* START *

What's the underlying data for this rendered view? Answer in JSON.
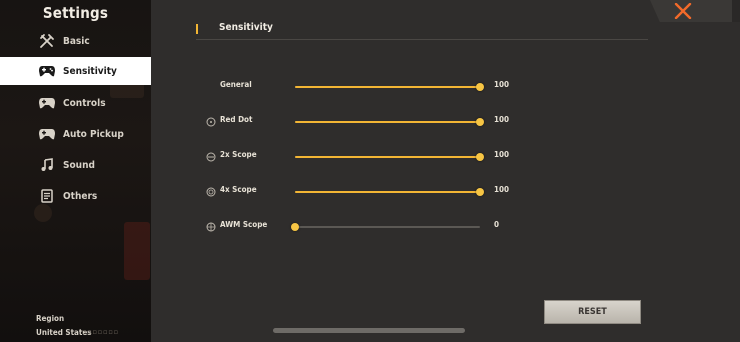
{
  "sidebar": {
    "title": "Settings",
    "items": [
      {
        "label": "Basic",
        "icon": "tools-icon"
      },
      {
        "label": "Sensitivity",
        "icon": "gamepad-icon",
        "active": true
      },
      {
        "label": "Controls",
        "icon": "gamepad-icon"
      },
      {
        "label": "Auto Pickup",
        "icon": "gamepad-icon"
      },
      {
        "label": "Sound",
        "icon": "music-note-icon"
      },
      {
        "label": "Others",
        "icon": "document-icon"
      }
    ],
    "region_label": "Region",
    "region_value": "United States"
  },
  "main": {
    "section_title": "Sensitivity",
    "sliders": [
      {
        "label": "General",
        "value": 100,
        "max": 100,
        "icon": ""
      },
      {
        "label": "Red Dot",
        "value": 100,
        "max": 100,
        "icon": "red-dot-scope-icon"
      },
      {
        "label": "2x Scope",
        "value": 100,
        "max": 100,
        "icon": "2x-scope-icon"
      },
      {
        "label": "4x Scope",
        "value": 100,
        "max": 100,
        "icon": "4x-scope-icon"
      },
      {
        "label": "AWM Scope",
        "value": 0,
        "max": 100,
        "icon": "awm-scope-icon"
      }
    ],
    "reset_label": "RESET"
  },
  "colors": {
    "accent": "#f2b534",
    "sidebar_bg": "#171412",
    "panel_bg": "#2f2d2c",
    "active_item_bg": "#ffffff",
    "close_x": "#f26a2a"
  }
}
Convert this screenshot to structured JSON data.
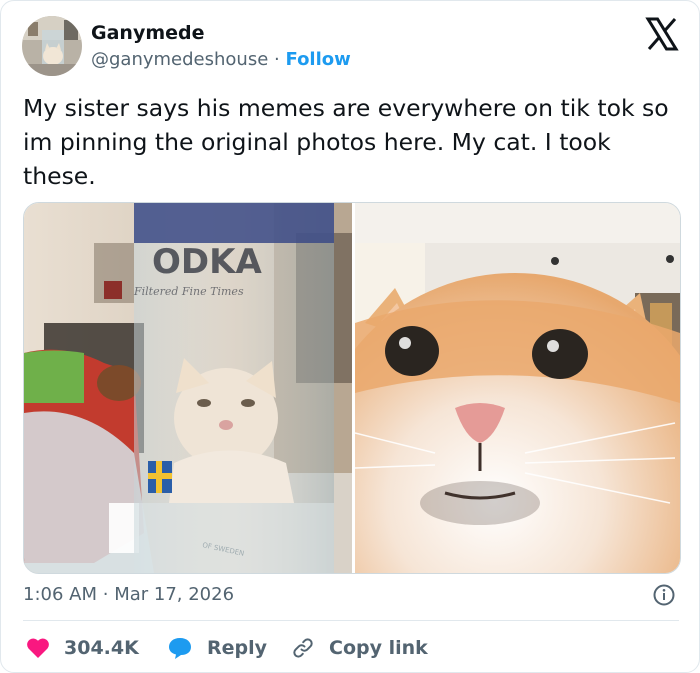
{
  "author": {
    "name": "Ganymede",
    "handle": "@ganymedeshouse",
    "separator": "·",
    "follow_label": "Follow"
  },
  "tweet": {
    "text": "My sister says his memes are everywhere on tik tok so im pinning the original photos here. My cat. I took these."
  },
  "photos": {
    "left": {
      "bottle_text": "ODKA",
      "bottle_subtext": "Filtered Fine Times",
      "bottle_bottom_text": "OF SWEDEN"
    },
    "right": {}
  },
  "meta": {
    "time": "1:06 AM",
    "separator": "·",
    "date": "Mar 17, 2026"
  },
  "actions": {
    "likes": "304.4K",
    "reply_label": "Reply",
    "copy_link_label": "Copy link"
  },
  "colors": {
    "accent": "#1d9bf0",
    "like": "#f91880",
    "muted": "#536471",
    "text": "#0f1419"
  },
  "icons": [
    "x-logo-icon",
    "info-icon",
    "heart-icon",
    "reply-bubble-icon",
    "link-icon"
  ]
}
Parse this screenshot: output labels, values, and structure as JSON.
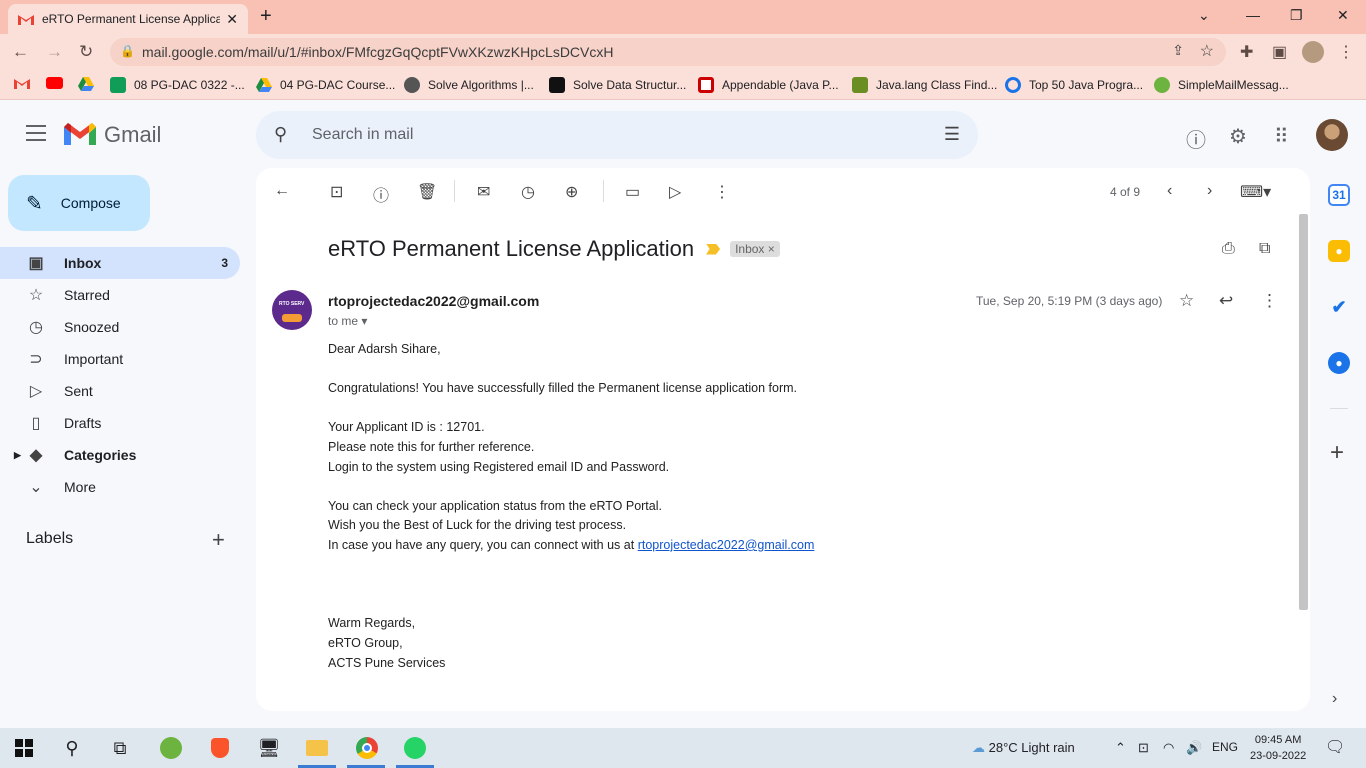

* END *

Using the data above, copy each line that contains "JSON".

**Correct result**
What's the underlying data for this rendered view? Answer in JSON.
Convert this screenshot to structured JSON data.
Parse this screenshot: output labels, values, and structure as JSON.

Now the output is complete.